WHAT YOU SHOULD DO: Reproduce all entries word for word.

(Stored data entries)
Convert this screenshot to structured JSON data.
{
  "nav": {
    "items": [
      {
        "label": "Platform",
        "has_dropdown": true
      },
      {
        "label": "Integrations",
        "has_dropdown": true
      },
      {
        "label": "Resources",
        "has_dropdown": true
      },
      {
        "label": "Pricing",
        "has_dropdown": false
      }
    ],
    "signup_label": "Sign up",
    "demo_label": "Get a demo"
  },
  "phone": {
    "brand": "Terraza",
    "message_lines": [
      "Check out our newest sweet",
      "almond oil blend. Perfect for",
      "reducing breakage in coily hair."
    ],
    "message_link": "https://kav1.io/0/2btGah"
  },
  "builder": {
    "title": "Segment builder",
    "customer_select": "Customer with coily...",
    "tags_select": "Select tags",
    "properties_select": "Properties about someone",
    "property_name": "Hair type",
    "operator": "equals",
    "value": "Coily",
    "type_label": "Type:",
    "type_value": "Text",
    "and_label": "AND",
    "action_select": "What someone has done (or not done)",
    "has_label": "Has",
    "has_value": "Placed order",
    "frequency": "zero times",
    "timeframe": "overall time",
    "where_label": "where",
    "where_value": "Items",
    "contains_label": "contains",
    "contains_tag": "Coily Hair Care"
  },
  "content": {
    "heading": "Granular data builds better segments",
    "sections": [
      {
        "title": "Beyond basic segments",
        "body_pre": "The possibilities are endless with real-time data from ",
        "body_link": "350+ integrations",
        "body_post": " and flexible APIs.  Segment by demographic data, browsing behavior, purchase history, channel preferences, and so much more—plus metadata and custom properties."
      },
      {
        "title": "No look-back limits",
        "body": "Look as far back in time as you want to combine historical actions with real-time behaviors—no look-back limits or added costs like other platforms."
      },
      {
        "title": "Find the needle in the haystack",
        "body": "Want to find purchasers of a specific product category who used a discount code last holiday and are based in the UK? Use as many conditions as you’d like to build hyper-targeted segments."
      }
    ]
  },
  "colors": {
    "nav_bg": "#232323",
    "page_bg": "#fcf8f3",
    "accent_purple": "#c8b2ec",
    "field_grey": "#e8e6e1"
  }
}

RESPONSE BELOW:
Convert this screenshot to structured JSON data.
{
  "nav": {
    "items": [
      {
        "label": "Platform",
        "has_dropdown": true
      },
      {
        "label": "Integrations",
        "has_dropdown": true
      },
      {
        "label": "Resources",
        "has_dropdown": true
      },
      {
        "label": "Pricing",
        "has_dropdown": false
      }
    ],
    "signup_label": "Sign up",
    "demo_label": "Get a demo"
  },
  "phone": {
    "brand": "Terraza",
    "message_lines": [
      "Check out our newest sweet",
      "almond oil blend. Perfect for",
      "reducing breakage in coily hair."
    ],
    "message_link": "https://kav1.io/0/2btGah"
  },
  "builder": {
    "title": "Segment builder",
    "customer_select": "Customer with coily...",
    "tags_select": "Select tags",
    "properties_select": "Properties about someone",
    "property_name": "Hair type",
    "operator": "equals",
    "value": "Coily",
    "type_label": "Type:",
    "type_value": "Text",
    "and_label": "AND",
    "action_select": "What someone has done (or not done)",
    "has_label": "Has",
    "has_value": "Placed order",
    "frequency": "zero times",
    "timeframe": "overall time",
    "where_label": "where",
    "where_value": "Items",
    "contains_label": "contains",
    "contains_tag": "Coily Hair Care"
  },
  "content": {
    "heading": "Granular data builds better segments",
    "sections": [
      {
        "title": "Beyond basic segments",
        "body_pre": "The possibilities are endless with real-time data from ",
        "body_link": "350+ integrations",
        "body_post": " and flexible APIs.  Segment by demographic data, browsing behavior, purchase history, channel preferences, and so much more—plus metadata and custom properties."
      },
      {
        "title": "No look-back limits",
        "body": "Look as far back in time as you want to combine historical actions with real-time behaviors—no look-back limits or added costs like other platforms."
      },
      {
        "title": "Find the needle in the haystack",
        "body": "Want to find purchasers of a specific product category who used a discount code last holiday and are based in the UK? Use as many conditions as you’d like to build hyper-targeted segments."
      }
    ]
  },
  "colors": {
    "nav_bg": "#232323",
    "page_bg": "#fcf8f3",
    "accent_purple": "#c8b2ec",
    "field_grey": "#e8e6e1"
  }
}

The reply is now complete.